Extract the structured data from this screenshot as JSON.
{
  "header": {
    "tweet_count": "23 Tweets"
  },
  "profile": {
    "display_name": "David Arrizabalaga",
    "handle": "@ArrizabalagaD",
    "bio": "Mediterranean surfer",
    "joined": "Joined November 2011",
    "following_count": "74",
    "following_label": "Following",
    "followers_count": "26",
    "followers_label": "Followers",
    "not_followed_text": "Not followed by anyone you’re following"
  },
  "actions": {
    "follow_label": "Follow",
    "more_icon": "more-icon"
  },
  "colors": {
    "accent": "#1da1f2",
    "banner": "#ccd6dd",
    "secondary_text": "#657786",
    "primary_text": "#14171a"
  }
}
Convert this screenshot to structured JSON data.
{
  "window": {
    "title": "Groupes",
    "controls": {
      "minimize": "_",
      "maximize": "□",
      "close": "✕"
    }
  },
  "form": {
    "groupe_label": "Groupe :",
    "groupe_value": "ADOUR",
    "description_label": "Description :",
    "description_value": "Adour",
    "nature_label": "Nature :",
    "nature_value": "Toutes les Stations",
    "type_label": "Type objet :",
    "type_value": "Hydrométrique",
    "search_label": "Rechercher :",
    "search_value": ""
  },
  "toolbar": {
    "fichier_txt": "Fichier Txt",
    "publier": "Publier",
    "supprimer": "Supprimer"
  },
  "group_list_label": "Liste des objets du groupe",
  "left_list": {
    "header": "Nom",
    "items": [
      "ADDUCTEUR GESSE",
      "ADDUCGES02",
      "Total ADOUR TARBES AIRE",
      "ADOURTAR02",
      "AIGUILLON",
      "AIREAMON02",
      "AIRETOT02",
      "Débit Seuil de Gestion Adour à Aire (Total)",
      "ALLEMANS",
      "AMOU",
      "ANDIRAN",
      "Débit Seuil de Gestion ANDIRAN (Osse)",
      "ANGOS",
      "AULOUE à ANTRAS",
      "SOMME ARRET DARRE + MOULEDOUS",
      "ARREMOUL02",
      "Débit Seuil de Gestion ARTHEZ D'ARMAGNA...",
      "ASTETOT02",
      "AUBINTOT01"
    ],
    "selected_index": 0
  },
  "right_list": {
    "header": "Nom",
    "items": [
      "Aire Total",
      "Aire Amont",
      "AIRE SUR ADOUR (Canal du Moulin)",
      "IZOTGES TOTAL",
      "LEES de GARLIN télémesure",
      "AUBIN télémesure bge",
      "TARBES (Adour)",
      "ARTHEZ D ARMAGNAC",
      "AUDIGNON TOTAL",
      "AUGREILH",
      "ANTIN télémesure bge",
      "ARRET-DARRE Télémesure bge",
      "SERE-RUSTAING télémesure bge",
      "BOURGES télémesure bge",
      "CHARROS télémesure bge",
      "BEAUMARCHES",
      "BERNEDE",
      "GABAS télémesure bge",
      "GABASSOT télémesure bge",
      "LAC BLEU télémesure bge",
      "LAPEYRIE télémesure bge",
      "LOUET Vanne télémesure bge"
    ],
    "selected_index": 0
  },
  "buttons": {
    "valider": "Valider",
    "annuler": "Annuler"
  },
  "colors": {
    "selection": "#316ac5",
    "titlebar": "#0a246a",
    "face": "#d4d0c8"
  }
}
* * *
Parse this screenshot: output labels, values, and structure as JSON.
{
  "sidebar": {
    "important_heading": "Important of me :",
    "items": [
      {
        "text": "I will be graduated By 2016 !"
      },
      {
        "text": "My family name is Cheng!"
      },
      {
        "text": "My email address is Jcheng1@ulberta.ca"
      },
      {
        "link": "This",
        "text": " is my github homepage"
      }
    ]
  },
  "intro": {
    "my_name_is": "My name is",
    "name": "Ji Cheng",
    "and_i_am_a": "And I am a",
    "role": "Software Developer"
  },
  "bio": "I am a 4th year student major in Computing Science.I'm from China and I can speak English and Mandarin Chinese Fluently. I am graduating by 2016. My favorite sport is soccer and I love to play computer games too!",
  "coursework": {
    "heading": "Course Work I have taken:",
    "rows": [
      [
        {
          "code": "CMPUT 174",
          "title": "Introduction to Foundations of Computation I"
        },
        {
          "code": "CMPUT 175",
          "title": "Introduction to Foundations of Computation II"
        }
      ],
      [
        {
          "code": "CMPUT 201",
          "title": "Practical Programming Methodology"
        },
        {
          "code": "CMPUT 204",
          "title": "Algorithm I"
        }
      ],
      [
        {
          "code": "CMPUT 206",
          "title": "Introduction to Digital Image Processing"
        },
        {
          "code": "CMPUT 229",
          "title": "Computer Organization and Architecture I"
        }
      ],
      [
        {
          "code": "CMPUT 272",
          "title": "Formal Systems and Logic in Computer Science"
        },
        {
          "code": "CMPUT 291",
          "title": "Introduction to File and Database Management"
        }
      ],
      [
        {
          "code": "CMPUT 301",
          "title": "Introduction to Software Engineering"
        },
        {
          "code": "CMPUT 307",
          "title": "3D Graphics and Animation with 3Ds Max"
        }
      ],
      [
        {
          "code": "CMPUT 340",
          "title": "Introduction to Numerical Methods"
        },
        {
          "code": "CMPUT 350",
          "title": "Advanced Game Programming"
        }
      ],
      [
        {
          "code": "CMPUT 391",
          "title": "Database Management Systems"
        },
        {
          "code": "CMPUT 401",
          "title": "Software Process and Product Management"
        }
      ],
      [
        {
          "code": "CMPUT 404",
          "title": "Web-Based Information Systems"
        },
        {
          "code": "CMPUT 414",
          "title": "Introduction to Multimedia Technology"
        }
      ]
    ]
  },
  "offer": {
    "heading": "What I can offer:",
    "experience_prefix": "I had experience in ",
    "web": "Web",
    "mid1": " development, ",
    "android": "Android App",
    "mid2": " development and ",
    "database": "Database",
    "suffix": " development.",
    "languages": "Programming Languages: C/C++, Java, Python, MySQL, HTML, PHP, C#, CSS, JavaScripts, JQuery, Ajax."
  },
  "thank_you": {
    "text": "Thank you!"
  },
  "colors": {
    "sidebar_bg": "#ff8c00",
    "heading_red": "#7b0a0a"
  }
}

§ **THE PROBLEM**:
Copy out each line of the data containing the string "Database".

§ **EXERCISE ANSWER**:
          "title": "Introduction to File and Database Management"
          "title": "Database Management Systems"
    "database": "Database",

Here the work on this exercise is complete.